• _Istruzioni del compito_:
Nel brano fornito, in quale città Augusta affitta una stanza?

• _Brano fornito_:
┄┄┄┄┄┄

UN GIORNO DEVI ANDARE


ven 26_4 ore 21.15 (rassegna venerdì d'essai)
sab 27_04 ore 21.15
dom 28_04 ore 18.00 e 21.00


GENERE: Drammatico
REGIA: Giorgio Diritti
SCENEGGIATURA: Giorgio Diritti
ATTORI: Jasmine Trinca, Anne Alvaro, Pia Engleberth, Sonia Gessner, Amanda Fonseca Galvao, Paulo De Souza, Eder Frota Dos Santos, Manuela Mendonça Marinho, Federica Fracassi
FOTOGRAFIA: Roberto Cimatti
MONTAGGIO: Esmeralda Calabria
MUSICHE: Marco Biscarini, Daniele Furlati
PAESE: Francia, Italia 2013
DURATA: 110 Min





Trama
Augusta è una giovane donna in viaggio. Lasciata l'Italia per il Brasile, si lascia portare dalla corrente del fiume, approdando sulle sponde e nella vita degli indios che suor Franca, amica della madre, vuole evangelizzare a colpi di preghiera e bambinelli luminescenti. Sorda al richiamo di qualsiasi dio e refrattaria alla condotta missionaria, Augusta sceglie laicamente di "essere terra", proseguendo da sola e affittando una stanza a Manaus, capitale dell'Amazonas sulla riva del Rio Negro. Decisa a dare un senso alla sua 'navigazione' si stabilisce nella favela, dove la povertà è lambita da una ricchezza che compra uomini, donne e bambini. Accolta da Arizete, madre e nonna dentro una famiglia numerosa, Augusta trova nelle relazioni umane consolazione al suo dolore e al suo lutto: un bambino perduto, un marito dileguato, una vita disfatta. Ma l'afflizione di una nuova amica la persuade a riprendere il viaggio e il fiume. Sbarcata su un'isola si esclude dal mondo e dagli uomini, sprofondando nei silenzi interiori e nei suoni ancestrali della natura.

┄┄┄┄┄┄

• _Elenco dei dati_:
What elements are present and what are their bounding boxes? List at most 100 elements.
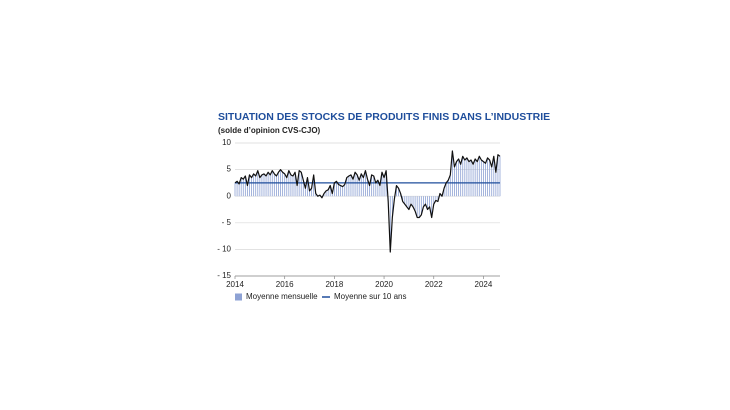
bar bbox=[276, 175, 277, 197]
x-tick-label: 2018 bbox=[325, 280, 343, 289]
bar bbox=[261, 174, 263, 197]
bar bbox=[464, 160, 466, 197]
bar bbox=[360, 173, 362, 197]
bar bbox=[348, 175, 350, 197]
bar bbox=[327, 189, 329, 197]
bar bbox=[470, 160, 472, 197]
legend-label: Moyenne sur 10 ans bbox=[334, 292, 407, 301]
bar bbox=[333, 182, 335, 197]
bar bbox=[313, 174, 315, 197]
bar bbox=[389, 196, 391, 253]
bar bbox=[375, 182, 377, 197]
bar bbox=[352, 179, 354, 197]
bar bbox=[249, 174, 250, 197]
bar bbox=[296, 185, 298, 197]
bar bbox=[493, 156, 495, 197]
bar bbox=[238, 183, 240, 197]
bar bbox=[458, 158, 459, 197]
bar bbox=[416, 196, 418, 218]
x-tick-label: 2024 bbox=[475, 280, 493, 289]
bar bbox=[356, 174, 358, 197]
bar bbox=[362, 177, 364, 197]
bar bbox=[454, 166, 455, 197]
bar bbox=[329, 185, 331, 197]
bar bbox=[483, 161, 484, 197]
bar bbox=[265, 175, 267, 197]
bar bbox=[340, 185, 341, 197]
bar bbox=[431, 196, 433, 218]
bar bbox=[263, 173, 265, 197]
legend-swatch bbox=[235, 293, 242, 301]
bar bbox=[292, 175, 294, 197]
bar bbox=[414, 196, 416, 212]
legend-label: Moyenne mensuelle bbox=[246, 292, 318, 301]
bar bbox=[451, 150, 453, 197]
bar bbox=[491, 166, 493, 197]
bar bbox=[427, 196, 428, 210]
bar bbox=[286, 177, 288, 197]
bar bbox=[253, 173, 255, 197]
bar bbox=[325, 190, 327, 197]
bar bbox=[338, 184, 339, 197]
bar bbox=[468, 161, 470, 197]
y-tick-label: 5 bbox=[227, 165, 232, 174]
bar bbox=[406, 196, 408, 207]
y-tick-label: 0 bbox=[227, 191, 232, 200]
bar bbox=[367, 179, 368, 197]
bar bbox=[331, 193, 333, 197]
bar bbox=[418, 196, 420, 218]
bar bbox=[344, 184, 346, 197]
bar bbox=[443, 188, 445, 197]
bar bbox=[476, 161, 478, 197]
x-tick-label: 2014 bbox=[226, 280, 244, 289]
bar bbox=[269, 174, 271, 197]
bar bbox=[425, 196, 426, 205]
bar bbox=[495, 172, 497, 197]
chart-subtitle: (solde d’opinion CVS-CJO) bbox=[218, 126, 321, 135]
bar bbox=[485, 163, 486, 197]
bar bbox=[487, 157, 488, 197]
bar bbox=[284, 173, 286, 197]
bar bbox=[499, 156, 501, 197]
bar bbox=[456, 161, 457, 197]
bar bbox=[422, 196, 424, 207]
bar bbox=[472, 164, 474, 197]
bar bbox=[497, 154, 499, 197]
bar bbox=[373, 175, 375, 197]
bar bbox=[251, 177, 252, 197]
bar bbox=[435, 196, 437, 201]
bar bbox=[247, 185, 248, 197]
bar bbox=[315, 193, 317, 197]
y-tick-label: - 10 bbox=[217, 245, 231, 254]
bar bbox=[383, 177, 385, 197]
bar bbox=[408, 196, 410, 210]
bar bbox=[449, 174, 451, 197]
line bbox=[234, 150, 501, 253]
bar bbox=[259, 177, 261, 197]
bar bbox=[445, 182, 447, 197]
bar bbox=[358, 180, 360, 197]
bar bbox=[437, 196, 439, 202]
bar bbox=[412, 196, 414, 207]
bar bbox=[282, 172, 284, 197]
bar bbox=[371, 174, 373, 197]
bar bbox=[447, 180, 449, 197]
bar bbox=[404, 196, 406, 205]
bar bbox=[381, 172, 383, 197]
bar bbox=[336, 181, 337, 197]
bar bbox=[429, 196, 431, 207]
bar bbox=[402, 196, 404, 202]
bar bbox=[377, 180, 379, 197]
bar bbox=[304, 188, 306, 197]
bar bbox=[474, 158, 476, 197]
y-tick-label: - 5 bbox=[222, 218, 232, 227]
bar bbox=[311, 188, 313, 197]
bar bbox=[309, 190, 310, 197]
bar bbox=[244, 175, 246, 197]
bar bbox=[346, 177, 348, 197]
bar bbox=[420, 196, 422, 215]
bar bbox=[290, 174, 292, 197]
bar bbox=[234, 182, 236, 197]
bar bbox=[350, 174, 352, 197]
bar bbox=[302, 180, 304, 197]
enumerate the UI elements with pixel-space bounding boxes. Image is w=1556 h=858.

┄┄┄┄┄┄

• _In risposta_:
A Manaus, capitale dell'Amazonas sulla riva del Rio Negro.